> **Short exercise 1**:
Answer these questions from the text on data warehouse environment setup:
(a) Which two environments must be set up at a minimum?
(b) Which processes does the text name as needing proper setup for each environment?
(c) What can occur while users are accessing the data warehouse?
> **Short exercise 2**:
Print the passage of the text on data warehouse environment setup that begins at the words "Once the requirements" and stops after "for each environment.".
> **Short exercise 3**:
Proceed with the text on data warehouse environment setup from the point where it stops.

> **Document extract**:
_ _ _ _ _

Data Warehousing Project - Environment Setup




Data Warehousing > Data Warehouse Design > Physical Environment Setup

Task Description

Once the requirements are somewhat clear, it is necessary to set up the physical servers and databases. At a minimum, it is necessary to set up a development environment and a production environment. There are also many data warehousing projects where there are three environments: Development, Testing, and Production.

It is not enough to simply have different physical environments set up. The different processes (such as ETL, OLAP Cube, and reporting) also need to be set up properly for each environment.

It is best for the different environments to use distinct application and database servers. In other words, the development environment will have its own application server and database servers, and the production environment will have its own set of application and database servers.

Having different environments is very important for the following reasons:

  • All changes can be tested and QA'd first without affecting the production environment.
  • Development and QA can occur during the time users are accessing the data warehouse.
  • When there is any question about the data, having separate environment(s) will allow the data warehousing team to examine the data without impacting the production environment.

_ _ _ _ _

> **Stored records**:
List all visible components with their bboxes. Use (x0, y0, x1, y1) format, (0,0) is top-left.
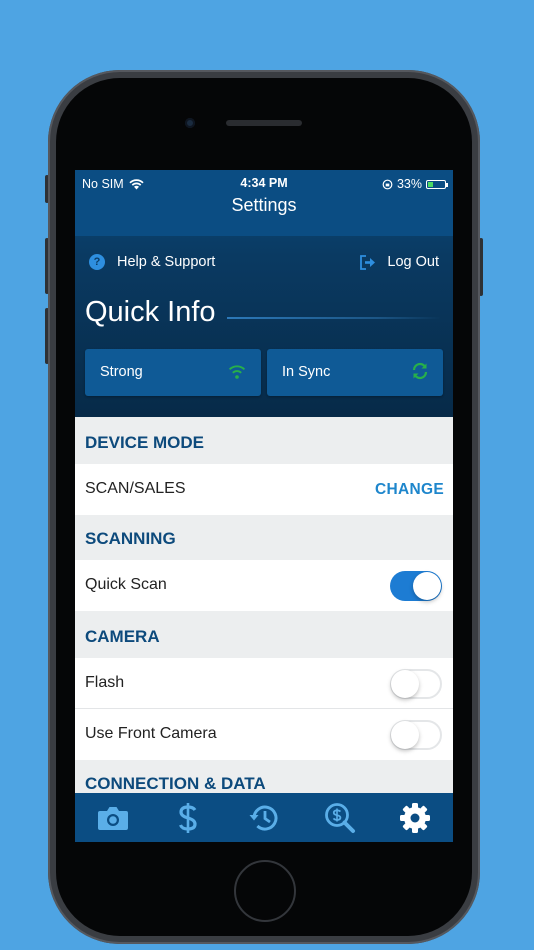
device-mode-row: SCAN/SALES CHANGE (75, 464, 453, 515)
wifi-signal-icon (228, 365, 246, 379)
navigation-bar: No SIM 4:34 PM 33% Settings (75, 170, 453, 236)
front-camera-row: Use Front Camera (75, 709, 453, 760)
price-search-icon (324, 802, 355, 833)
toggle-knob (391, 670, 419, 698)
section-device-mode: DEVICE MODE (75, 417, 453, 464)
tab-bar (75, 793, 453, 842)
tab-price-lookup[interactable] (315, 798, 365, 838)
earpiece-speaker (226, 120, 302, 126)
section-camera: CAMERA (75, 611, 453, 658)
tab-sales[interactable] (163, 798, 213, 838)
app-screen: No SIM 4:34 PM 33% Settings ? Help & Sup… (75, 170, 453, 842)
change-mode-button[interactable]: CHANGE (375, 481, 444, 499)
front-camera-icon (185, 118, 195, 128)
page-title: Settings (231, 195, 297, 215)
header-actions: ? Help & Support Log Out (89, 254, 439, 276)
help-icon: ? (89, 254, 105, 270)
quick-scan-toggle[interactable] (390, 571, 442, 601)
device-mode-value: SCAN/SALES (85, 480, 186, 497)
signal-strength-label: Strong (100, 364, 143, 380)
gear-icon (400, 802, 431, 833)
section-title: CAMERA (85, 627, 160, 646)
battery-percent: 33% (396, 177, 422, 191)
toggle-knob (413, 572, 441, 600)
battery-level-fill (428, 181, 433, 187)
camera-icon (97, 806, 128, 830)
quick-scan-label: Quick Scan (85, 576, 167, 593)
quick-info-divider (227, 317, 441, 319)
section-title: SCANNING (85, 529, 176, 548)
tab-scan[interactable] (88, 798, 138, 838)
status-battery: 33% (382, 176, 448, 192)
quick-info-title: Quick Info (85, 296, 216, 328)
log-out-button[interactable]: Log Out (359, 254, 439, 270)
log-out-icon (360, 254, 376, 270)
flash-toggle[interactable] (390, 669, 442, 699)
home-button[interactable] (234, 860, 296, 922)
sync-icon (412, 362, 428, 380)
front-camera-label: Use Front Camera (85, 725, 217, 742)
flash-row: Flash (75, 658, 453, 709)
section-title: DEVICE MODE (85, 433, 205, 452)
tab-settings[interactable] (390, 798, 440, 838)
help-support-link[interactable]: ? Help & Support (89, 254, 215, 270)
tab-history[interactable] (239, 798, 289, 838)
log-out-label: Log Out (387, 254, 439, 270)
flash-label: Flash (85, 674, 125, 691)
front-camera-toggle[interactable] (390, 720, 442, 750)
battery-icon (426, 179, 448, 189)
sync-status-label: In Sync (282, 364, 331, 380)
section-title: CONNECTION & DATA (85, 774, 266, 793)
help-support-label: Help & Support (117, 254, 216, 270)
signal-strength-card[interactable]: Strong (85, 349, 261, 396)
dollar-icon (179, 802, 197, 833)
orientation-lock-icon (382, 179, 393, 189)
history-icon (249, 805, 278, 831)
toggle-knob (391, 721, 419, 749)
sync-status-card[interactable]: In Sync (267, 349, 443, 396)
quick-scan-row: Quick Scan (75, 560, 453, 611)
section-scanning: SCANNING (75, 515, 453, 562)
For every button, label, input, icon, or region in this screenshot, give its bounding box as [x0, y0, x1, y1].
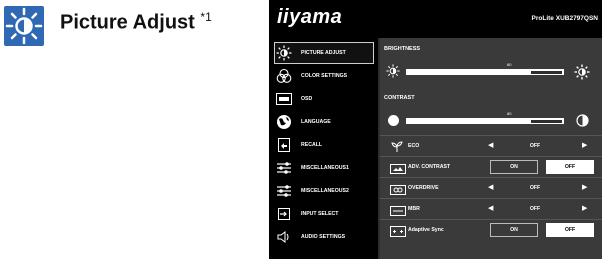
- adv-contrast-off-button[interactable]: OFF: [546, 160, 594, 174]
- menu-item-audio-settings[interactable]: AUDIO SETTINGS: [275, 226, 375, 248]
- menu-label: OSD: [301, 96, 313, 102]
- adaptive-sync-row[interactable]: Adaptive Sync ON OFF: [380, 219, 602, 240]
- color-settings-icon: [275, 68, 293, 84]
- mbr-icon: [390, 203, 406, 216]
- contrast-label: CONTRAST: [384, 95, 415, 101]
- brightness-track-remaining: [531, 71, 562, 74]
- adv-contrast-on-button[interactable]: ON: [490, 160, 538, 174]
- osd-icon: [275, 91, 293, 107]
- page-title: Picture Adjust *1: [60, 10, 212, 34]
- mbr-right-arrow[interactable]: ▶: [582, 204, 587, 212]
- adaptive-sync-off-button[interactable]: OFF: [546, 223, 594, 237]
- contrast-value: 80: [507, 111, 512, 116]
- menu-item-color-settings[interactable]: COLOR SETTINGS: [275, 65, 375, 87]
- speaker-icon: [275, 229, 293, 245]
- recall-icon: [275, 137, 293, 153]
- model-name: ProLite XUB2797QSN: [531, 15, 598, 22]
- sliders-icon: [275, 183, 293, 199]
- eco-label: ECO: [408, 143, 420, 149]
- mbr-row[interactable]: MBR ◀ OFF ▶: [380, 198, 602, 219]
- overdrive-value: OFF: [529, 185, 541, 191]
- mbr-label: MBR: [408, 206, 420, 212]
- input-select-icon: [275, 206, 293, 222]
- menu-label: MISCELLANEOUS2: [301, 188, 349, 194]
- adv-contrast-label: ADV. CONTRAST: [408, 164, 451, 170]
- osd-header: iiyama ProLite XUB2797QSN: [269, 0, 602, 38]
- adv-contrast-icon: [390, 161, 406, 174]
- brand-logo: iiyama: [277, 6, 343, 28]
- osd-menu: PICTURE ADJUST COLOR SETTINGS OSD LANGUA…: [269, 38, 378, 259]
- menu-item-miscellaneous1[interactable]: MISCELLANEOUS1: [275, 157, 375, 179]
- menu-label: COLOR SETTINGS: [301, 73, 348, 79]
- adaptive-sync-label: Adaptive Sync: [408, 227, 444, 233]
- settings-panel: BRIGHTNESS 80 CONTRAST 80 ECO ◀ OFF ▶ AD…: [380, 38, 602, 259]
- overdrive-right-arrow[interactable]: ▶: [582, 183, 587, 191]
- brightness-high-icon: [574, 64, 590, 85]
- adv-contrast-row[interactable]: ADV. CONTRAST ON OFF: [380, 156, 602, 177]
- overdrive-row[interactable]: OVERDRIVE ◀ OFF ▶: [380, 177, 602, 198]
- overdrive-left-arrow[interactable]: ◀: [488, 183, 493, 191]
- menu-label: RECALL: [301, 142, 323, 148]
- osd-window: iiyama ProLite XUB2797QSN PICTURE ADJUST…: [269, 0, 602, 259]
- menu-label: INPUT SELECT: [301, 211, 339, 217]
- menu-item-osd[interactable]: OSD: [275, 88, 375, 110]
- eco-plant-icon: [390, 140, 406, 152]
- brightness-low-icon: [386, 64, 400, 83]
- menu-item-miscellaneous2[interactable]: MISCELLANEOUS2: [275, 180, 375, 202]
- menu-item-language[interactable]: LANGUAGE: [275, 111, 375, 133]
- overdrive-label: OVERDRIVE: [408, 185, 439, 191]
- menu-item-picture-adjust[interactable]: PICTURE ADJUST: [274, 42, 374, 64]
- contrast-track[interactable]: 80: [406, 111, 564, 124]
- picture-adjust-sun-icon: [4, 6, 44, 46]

_ _ _ _ _

> **Output 1**:
(a) A development environment and a production environment.
(b) ETL, OLAP Cube, and reporting.
(c) Development and QA.

> **Output 2**:
Once the requirements are somewhat clear, it is necessary to set up the physical servers and databases. At a minimum, it is necessary to set up a development environment and a production environment. There are also many data warehousing projects where there are three environments: Development, Testing, and Production.

It is not enough to simply have different physical environments set up. The different processes (such as ETL, OLAP Cube, and reporting) also need to be set up properly for each environment.

> **Output 3**:
Time Requirement

Getting the servers and databases ready should take less than 1 week.

Deliverables

  • Hardware / Software setup document for all of the environments, including hardware specifications, and scripts / settings for the software.

Possible Pitfalls

To save on capital, often data warehousing teams will decide to use only a single database and a single server for the different environments. Environment separation is achieved by either a directory structure or setting up distinct instances of the database. This is problematic for the following reasons:

1. Sometimes it is possible that the server needs to be rebooted for the development environment. Having a separate development environment will prevent the production environment from being impacted by this.

2. There may be interference when having different database environments on a single box. For example, having multiple long queries running on the development database could affect the performance on the production database.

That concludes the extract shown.